--- Data provided ---

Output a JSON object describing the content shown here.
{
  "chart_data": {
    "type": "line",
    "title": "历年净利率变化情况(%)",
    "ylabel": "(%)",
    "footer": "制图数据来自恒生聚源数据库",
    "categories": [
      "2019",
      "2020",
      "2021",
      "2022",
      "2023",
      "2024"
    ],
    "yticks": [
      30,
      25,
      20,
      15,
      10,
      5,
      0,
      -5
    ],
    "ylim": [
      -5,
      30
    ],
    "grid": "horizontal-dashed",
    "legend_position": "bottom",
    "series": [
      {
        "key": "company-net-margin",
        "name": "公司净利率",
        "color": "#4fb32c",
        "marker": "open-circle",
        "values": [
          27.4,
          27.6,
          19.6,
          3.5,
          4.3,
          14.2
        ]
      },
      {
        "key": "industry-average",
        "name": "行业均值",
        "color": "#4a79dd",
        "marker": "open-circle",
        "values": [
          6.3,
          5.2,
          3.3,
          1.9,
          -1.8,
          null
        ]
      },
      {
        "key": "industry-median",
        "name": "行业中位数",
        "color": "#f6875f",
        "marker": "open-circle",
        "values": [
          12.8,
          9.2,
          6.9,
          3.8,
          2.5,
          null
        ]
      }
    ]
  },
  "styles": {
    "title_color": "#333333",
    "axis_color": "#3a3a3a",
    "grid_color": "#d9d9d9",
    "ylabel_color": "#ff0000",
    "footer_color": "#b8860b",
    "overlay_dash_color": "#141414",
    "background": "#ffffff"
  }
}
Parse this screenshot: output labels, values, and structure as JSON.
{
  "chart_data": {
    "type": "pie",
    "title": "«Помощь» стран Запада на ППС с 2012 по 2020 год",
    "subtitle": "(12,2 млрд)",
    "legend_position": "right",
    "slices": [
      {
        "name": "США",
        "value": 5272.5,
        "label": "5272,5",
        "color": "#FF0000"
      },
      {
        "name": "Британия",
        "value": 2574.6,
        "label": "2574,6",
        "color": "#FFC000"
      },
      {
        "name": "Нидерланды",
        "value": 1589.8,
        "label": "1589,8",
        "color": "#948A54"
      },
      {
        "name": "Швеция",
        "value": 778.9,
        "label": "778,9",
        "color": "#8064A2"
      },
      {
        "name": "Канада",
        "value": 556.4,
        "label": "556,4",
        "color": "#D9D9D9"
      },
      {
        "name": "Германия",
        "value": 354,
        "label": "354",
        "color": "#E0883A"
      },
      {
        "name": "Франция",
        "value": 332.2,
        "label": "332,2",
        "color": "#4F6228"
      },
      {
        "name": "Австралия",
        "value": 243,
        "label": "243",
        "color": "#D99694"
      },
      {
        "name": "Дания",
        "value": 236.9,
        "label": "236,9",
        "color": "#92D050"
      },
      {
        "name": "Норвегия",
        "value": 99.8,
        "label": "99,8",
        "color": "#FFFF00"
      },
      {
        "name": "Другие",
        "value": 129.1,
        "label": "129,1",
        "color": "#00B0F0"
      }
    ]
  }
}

---

* [Set problem] All lines holding the word "industry" should be picked out and copied.

* [Completed task]
        "key": "industry-average",
        "key": "industry-median",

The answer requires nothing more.